§ TO DO
Repeat the entire listing exactly as written.

▬▬▬▬▬▬▬▬▬▬

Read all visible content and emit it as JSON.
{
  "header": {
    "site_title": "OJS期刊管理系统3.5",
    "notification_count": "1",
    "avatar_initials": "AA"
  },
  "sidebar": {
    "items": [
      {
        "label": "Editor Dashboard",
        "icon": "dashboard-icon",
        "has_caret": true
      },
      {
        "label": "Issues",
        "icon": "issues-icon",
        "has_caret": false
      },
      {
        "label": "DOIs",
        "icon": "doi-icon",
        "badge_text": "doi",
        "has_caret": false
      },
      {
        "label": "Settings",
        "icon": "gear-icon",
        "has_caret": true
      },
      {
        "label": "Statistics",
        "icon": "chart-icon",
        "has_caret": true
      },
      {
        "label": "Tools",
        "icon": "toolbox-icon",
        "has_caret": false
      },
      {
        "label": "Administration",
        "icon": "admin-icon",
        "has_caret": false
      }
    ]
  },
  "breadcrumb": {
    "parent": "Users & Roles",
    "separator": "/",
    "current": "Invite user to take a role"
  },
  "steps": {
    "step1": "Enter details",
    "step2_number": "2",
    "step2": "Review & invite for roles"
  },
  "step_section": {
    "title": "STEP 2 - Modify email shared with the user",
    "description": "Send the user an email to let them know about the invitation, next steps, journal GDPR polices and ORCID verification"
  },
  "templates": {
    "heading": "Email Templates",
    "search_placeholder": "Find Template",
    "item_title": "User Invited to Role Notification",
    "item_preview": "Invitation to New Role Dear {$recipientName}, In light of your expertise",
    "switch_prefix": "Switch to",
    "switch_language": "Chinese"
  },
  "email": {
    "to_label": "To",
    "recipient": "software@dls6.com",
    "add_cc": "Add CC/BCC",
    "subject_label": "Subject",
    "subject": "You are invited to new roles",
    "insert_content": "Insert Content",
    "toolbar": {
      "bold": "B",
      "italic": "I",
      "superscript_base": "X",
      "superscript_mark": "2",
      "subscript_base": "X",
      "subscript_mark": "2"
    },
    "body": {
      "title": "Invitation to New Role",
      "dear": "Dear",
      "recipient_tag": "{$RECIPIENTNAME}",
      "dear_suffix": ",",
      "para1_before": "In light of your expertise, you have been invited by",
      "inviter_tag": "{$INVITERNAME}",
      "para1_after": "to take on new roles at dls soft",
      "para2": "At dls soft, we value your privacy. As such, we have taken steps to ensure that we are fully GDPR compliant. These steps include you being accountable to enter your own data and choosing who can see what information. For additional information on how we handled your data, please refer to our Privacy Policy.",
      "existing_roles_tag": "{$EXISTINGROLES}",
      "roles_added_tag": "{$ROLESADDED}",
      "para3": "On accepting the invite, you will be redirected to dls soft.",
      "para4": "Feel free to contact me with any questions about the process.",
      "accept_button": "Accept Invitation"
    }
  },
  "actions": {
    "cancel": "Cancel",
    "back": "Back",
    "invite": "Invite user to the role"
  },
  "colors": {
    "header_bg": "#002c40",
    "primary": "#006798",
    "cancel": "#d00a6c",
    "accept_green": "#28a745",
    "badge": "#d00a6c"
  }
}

▬▬▬▬▬▬▬▬▬▬

§ ANSWER FOR THIS EXERCISE
Read all visible content and emit it as JSON.
{
  "header": {
    "site_title": "OJS期刊管理系统3.5",
    "notification_count": "1",
    "avatar_initials": "AA"
  },
  "sidebar": {
    "items": [
      {
        "label": "Editor Dashboard",
        "icon": "dashboard-icon",
        "has_caret": true
      },
      {
        "label": "Issues",
        "icon": "issues-icon",
        "has_caret": false
      },
      {
        "label": "DOIs",
        "icon": "doi-icon",
        "badge_text": "doi",
        "has_caret": false
      },
      {
        "label": "Settings",
        "icon": "gear-icon",
        "has_caret": true
      },
      {
        "label": "Statistics",
        "icon": "chart-icon",
        "has_caret": true
      },
      {
        "label": "Tools",
        "icon": "toolbox-icon",
        "has_caret": false
      },
      {
        "label": "Administration",
        "icon": "admin-icon",
        "has_caret": false
      }
    ]
  },
  "breadcrumb": {
    "parent": "Users & Roles",
    "separator": "/",
    "current": "Invite user to take a role"
  },
  "steps": {
    "step1": "Enter details",
    "step2_number": "2",
    "step2": "Review & invite for roles"
  },
  "step_section": {
    "title": "STEP 2 - Modify email shared with the user",
    "description": "Send the user an email to let them know about the invitation, next steps, journal GDPR polices and ORCID verification"
  },
  "templates": {
    "heading": "Email Templates",
    "search_placeholder": "Find Template",
    "item_title": "User Invited to Role Notification",
    "item_preview": "Invitation to New Role Dear {$recipientName}, In light of your expertise",
    "switch_prefix": "Switch to",
    "switch_language": "Chinese"
  },
  "email": {
    "to_label": "To",
    "recipient": "software@dls6.com",
    "add_cc": "Add CC/BCC",
    "subject_label": "Subject",
    "subject": "You are invited to new roles",
    "insert_content": "Insert Content",
    "toolbar": {
      "bold": "B",
      "italic": "I",
      "superscript_base": "X",
      "superscript_mark": "2",
      "subscript_base": "X",
      "subscript_mark": "2"
    },
    "body": {
      "title": "Invitation to New Role",
      "dear": "Dear",
      "recipient_tag": "{$RECIPIENTNAME}",
      "dear_suffix": ",",
      "para1_before": "In light of your expertise, you have been invited by",
      "inviter_tag": "{$INVITERNAME}",
      "para1_after": "to take on new roles at dls soft",
      "para2": "At dls soft, we value your privacy. As such, we have taken steps to ensure that we are fully GDPR compliant. These steps include you being accountable to enter your own data and choosing who can see what information. For additional information on how we handled your data, please refer to our Privacy Policy.",
      "existing_roles_tag": "{$EXISTINGROLES}",
      "roles_added_tag": "{$ROLESADDED}",
      "para3": "On accepting the invite, you will be redirected to dls soft.",
      "para4": "Feel free to contact me with any questions about the process.",
      "accept_button": "Accept Invitation"
    }
  },
  "actions": {
    "cancel": "Cancel",
    "back": "Back",
    "invite": "Invite user to the role"
  },
  "colors": {
    "header_bg": "#002c40",
    "primary": "#006798",
    "cancel": "#d00a6c",
    "accept_green": "#28a745",
    "badge": "#d00a6c"
  }
}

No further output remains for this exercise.